STATED EXERCISE
Exactly repeat the full listing that follows.

DATA SECTION
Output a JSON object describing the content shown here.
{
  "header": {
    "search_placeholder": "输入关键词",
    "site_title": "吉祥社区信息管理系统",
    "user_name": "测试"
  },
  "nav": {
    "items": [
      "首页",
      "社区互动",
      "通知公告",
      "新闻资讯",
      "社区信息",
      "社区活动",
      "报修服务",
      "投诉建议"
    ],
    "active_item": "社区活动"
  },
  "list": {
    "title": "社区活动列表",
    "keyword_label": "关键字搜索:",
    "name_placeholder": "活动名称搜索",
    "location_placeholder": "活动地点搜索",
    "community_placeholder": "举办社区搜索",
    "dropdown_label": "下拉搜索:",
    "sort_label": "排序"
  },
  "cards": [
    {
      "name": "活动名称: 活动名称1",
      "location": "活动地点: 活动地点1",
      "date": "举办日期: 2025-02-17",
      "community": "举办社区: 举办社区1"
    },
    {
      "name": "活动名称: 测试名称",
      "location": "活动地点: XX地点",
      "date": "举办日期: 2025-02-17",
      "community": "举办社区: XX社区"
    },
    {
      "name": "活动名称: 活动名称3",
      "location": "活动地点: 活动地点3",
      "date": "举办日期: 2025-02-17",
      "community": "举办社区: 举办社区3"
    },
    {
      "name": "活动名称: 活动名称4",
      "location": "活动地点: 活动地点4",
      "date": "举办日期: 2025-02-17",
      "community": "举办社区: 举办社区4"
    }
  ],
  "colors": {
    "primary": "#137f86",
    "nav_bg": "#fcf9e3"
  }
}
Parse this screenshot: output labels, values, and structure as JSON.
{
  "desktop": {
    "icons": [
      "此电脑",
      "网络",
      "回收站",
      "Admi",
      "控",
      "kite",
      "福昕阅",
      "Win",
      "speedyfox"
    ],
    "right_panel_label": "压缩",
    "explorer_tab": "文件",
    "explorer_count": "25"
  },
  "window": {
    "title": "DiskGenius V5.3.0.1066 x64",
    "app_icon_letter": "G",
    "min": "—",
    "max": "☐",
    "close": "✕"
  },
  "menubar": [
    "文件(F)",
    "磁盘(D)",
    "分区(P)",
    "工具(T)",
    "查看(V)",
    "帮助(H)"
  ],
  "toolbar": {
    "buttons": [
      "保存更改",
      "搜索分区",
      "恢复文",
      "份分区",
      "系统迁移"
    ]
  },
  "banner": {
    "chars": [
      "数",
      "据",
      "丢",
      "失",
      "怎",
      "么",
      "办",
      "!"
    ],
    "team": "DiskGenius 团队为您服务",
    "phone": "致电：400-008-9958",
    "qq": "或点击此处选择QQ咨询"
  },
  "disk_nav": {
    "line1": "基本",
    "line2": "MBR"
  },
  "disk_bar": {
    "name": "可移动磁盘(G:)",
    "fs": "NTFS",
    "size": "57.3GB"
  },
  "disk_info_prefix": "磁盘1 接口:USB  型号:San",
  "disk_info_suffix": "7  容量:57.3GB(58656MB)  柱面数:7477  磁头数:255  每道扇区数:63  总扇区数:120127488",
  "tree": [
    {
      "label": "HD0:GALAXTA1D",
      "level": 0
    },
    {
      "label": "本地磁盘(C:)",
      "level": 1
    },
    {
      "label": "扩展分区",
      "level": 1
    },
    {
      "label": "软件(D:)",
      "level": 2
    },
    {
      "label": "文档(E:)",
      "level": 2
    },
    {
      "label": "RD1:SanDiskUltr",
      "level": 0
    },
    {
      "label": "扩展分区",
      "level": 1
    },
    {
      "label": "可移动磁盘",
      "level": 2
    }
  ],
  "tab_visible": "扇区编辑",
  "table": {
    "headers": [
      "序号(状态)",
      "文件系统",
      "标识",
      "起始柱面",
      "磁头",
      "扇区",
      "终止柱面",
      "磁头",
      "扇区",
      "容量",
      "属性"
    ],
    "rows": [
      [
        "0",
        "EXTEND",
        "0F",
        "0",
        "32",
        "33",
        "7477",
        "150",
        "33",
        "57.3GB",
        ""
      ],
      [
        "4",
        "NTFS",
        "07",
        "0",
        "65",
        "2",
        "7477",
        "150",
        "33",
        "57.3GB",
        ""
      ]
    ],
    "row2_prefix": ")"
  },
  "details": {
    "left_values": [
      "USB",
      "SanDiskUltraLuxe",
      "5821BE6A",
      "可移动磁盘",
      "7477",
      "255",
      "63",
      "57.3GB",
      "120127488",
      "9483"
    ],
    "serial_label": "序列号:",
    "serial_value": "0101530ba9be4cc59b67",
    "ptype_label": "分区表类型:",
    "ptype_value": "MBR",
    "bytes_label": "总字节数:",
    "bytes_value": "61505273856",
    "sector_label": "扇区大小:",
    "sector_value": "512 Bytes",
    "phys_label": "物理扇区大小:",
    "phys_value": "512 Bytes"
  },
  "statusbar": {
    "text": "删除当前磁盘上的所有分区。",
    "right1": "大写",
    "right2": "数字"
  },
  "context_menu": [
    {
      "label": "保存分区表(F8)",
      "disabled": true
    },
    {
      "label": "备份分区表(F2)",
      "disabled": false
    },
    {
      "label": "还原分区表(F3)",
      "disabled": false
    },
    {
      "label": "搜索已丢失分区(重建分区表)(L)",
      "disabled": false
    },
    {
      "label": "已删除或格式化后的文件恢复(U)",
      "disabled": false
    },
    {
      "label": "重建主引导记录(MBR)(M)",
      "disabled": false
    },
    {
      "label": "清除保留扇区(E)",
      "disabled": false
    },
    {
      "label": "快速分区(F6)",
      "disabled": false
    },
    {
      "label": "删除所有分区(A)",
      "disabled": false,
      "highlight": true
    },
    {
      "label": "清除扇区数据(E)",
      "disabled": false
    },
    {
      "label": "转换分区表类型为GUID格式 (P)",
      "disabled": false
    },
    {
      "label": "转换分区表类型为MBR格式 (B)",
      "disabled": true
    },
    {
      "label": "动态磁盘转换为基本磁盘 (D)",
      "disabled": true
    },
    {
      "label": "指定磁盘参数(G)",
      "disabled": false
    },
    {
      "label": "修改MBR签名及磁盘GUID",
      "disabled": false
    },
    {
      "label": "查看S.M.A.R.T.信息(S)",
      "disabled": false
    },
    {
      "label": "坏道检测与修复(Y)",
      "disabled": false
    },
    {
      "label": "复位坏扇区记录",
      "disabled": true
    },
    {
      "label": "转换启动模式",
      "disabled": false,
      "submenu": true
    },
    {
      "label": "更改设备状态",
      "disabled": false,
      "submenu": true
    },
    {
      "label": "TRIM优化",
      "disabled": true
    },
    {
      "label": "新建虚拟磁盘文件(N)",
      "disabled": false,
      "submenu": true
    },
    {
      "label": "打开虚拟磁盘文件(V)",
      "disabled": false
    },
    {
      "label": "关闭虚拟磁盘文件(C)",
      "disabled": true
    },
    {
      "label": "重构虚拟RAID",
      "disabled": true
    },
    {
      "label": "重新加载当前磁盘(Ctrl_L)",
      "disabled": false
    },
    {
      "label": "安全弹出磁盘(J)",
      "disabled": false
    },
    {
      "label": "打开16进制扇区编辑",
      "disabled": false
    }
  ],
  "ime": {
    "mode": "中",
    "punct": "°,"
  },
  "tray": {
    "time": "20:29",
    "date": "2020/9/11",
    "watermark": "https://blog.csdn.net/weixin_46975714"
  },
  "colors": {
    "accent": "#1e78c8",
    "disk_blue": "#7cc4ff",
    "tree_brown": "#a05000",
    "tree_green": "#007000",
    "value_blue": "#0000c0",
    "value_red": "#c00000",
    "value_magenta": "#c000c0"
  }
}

ANSWER TO THIS EXERCISE
Output a JSON object describing the content shown here.
{
  "header": {
    "search_placeholder": "输入关键词",
    "site_title": "吉祥社区信息管理系统",
    "user_name": "测试"
  },
  "nav": {
    "items": [
      "首页",
      "社区互动",
      "通知公告",
      "新闻资讯",
      "社区信息",
      "社区活动",
      "报修服务",
      "投诉建议"
    ],
    "active_item": "社区活动"
  },
  "list": {
    "title": "社区活动列表",
    "keyword_label": "关键字搜索:",
    "name_placeholder": "活动名称搜索",
    "location_placeholder": "活动地点搜索",
    "community_placeholder": "举办社区搜索",
    "dropdown_label": "下拉搜索:",
    "sort_label": "排序"
  },
  "cards": [
    {
      "name": "活动名称: 活动名称1",
      "location": "活动地点: 活动地点1",
      "date": "举办日期: 2025-02-17",
      "community": "举办社区: 举办社区1"
    },
    {
      "name": "活动名称: 测试名称",
      "location": "活动地点: XX地点",
      "date": "举办日期: 2025-02-17",
      "community": "举办社区: XX社区"
    },
    {
      "name": "活动名称: 活动名称3",
      "location": "活动地点: 活动地点3",
      "date": "举办日期: 2025-02-17",
      "community": "举办社区: 举办社区3"
    },
    {
      "name": "活动名称: 活动名称4",
      "location": "活动地点: 活动地点4",
      "date": "举办日期: 2025-02-17",
      "community": "举办社区: 举办社区4"
    }
  ],
  "colors": {
    "primary": "#137f86",
    "nav_bg": "#fcf9e3"
  }
}
Parse this screenshot: output labels, values, and structure as JSON.
{
  "desktop": {
    "icons": [
      "此电脑",
      "网络",
      "回收站",
      "Admi",
      "控",
      "kite",
      "福昕阅",
      "Win",
      "speedyfox"
    ],
    "right_panel_label": "压缩",
    "explorer_tab": "文件",
    "explorer_count": "25"
  },
  "window": {
    "title": "DiskGenius V5.3.0.1066 x64",
    "app_icon_letter": "G",
    "min": "—",
    "max": "☐",
    "close": "✕"
  },
  "menubar": [
    "文件(F)",
    "磁盘(D)",
    "分区(P)",
    "工具(T)",
    "查看(V)",
    "帮助(H)"
  ],
  "toolbar": {
    "buttons": [
      "保存更改",
      "搜索分区",
      "恢复文",
      "份分区",
      "系统迁移"
    ]
  },
  "banner": {
    "chars": [
      "数",
      "据",
      "丢",
      "失",
      "怎",
      "么",
      "办",
      "!"
    ],
    "team": "DiskGenius 团队为您服务",
    "phone": "致电：400-008-9958",
    "qq": "或点击此处选择QQ咨询"
  },
  "disk_nav": {
    "line1": "基本",
    "line2": "MBR"
  },
  "disk_bar": {
    "name": "可移动磁盘(G:)",
    "fs": "NTFS",
    "size": "57.3GB"
  },
  "disk_info_prefix": "磁盘1 接口:USB  型号:San",
  "disk_info_suffix": "7  容量:57.3GB(58656MB)  柱面数:7477  磁头数:255  每道扇区数:63  总扇区数:120127488",
  "tree": [
    {
      "label": "HD0:GALAXTA1D",
      "level": 0
    },
    {
      "label": "本地磁盘(C:)",
      "level": 1
    },
    {
      "label": "扩展分区",
      "level": 1
    },
    {
      "label": "软件(D:)",
      "level": 2
    },
    {
      "label": "文档(E:)",
      "level": 2
    },
    {
      "label": "RD1:SanDiskUltr",
      "level": 0
    },
    {
      "label": "扩展分区",
      "level": 1
    },
    {
      "label": "可移动磁盘",
      "level": 2
    }
  ],
  "tab_visible": "扇区编辑",
  "table": {
    "headers": [
      "序号(状态)",
      "文件系统",
      "标识",
      "起始柱面",
      "磁头",
      "扇区",
      "终止柱面",
      "磁头",
      "扇区",
      "容量",
      "属性"
    ],
    "rows": [
      [
        "0",
        "EXTEND",
        "0F",
        "0",
        "32",
        "33",
        "7477",
        "150",
        "33",
        "57.3GB",
        ""
      ],
      [
        "4",
        "NTFS",
        "07",
        "0",
        "65",
        "2",
        "7477",
        "150",
        "33",
        "57.3GB",
        ""
      ]
    ],
    "row2_prefix": ")"
  },
  "details": {
    "left_values": [
      "USB",
      "SanDiskUltraLuxe",
      "5821BE6A",
      "可移动磁盘",
      "7477",
      "255",
      "63",
      "57.3GB",
      "120127488",
      "9483"
    ],
    "serial_label": "序列号:",
    "serial_value": "0101530ba9be4cc59b67",
    "ptype_label": "分区表类型:",
    "ptype_value": "MBR",
    "bytes_label": "总字节数:",
    "bytes_value": "61505273856",
    "sector_label": "扇区大小:",
    "sector_value": "512 Bytes",
    "phys_label": "物理扇区大小:",
    "phys_value": "512 Bytes"
  },
  "statusbar": {
    "text": "删除当前磁盘上的所有分区。",
    "right1": "大写",
    "right2": "数字"
  },
  "context_menu": [
    {
      "label": "保存分区表(F8)",
      "disabled": true
    },
    {
      "label": "备份分区表(F2)",
      "disabled": false
    },
    {
      "label": "还原分区表(F3)",
      "disabled": false
    },
    {
      "label": "搜索已丢失分区(重建分区表)(L)",
      "disabled": false
    },
    {
      "label": "已删除或格式化后的文件恢复(U)",
      "disabled": false
    },
    {
      "label": "重建主引导记录(MBR)(M)",
      "disabled": false
    },
    {
      "label": "清除保留扇区(E)",
      "disabled": false
    },
    {
      "label": "快速分区(F6)",
      "disabled": false
    },
    {
      "label": "删除所有分区(A)",
      "disabled": false,
      "highlight": true
    },
    {
      "label": "清除扇区数据(E)",
      "disabled": false
    },
    {
      "label": "转换分区表类型为GUID格式 (P)",
      "disabled": false
    },
    {
      "label": "转换分区表类型为MBR格式 (B)",
      "disabled": true
    },
    {
      "label": "动态磁盘转换为基本磁盘 (D)",
      "disabled": true
    },
    {
      "label": "指定磁盘参数(G)",
      "disabled": false
    },
    {
      "label": "修改MBR签名及磁盘GUID",
      "disabled": false
    },
    {
      "label": "查看S.M.A.R.T.信息(S)",
      "disabled": false
    },
    {
      "label": "坏道检测与修复(Y)",
      "disabled": false
    },
    {
      "label": "复位坏扇区记录",
      "disabled": true
    },
    {
      "label": "转换启动模式",
      "disabled": false,
      "submenu": true
    },
    {
      "label": "更改设备状态",
      "disabled": false,
      "submenu": true
    },
    {
      "label": "TRIM优化",
      "disabled": true
    },
    {
      "label": "新建虚拟磁盘文件(N)",
      "disabled": false,
      "submenu": true
    },
    {
      "label": "打开虚拟磁盘文件(V)",
      "disabled": false
    },
    {
      "label": "关闭虚拟磁盘文件(C)",
      "disabled": true
    },
    {
      "label": "重构虚拟RAID",
      "disabled": true
    },
    {
      "label": "重新加载当前磁盘(Ctrl_L)",
      "disabled": false
    },
    {
      "label": "安全弹出磁盘(J)",
      "disabled": false
    },
    {
      "label": "打开16进制扇区编辑",
      "disabled": false
    }
  ],
  "ime": {
    "mode": "中",
    "punct": "°,"
  },
  "tray": {
    "time": "20:29",
    "date": "2020/9/11",
    "watermark": "https://blog.csdn.net/weixin_46975714"
  },
  "colors": {
    "accent": "#1e78c8",
    "disk_blue": "#7cc4ff",
    "tree_brown": "#a05000",
    "tree_green": "#007000",
    "value_blue": "#0000c0",
    "value_red": "#c00000",
    "value_magenta": "#c000c0"
  }
}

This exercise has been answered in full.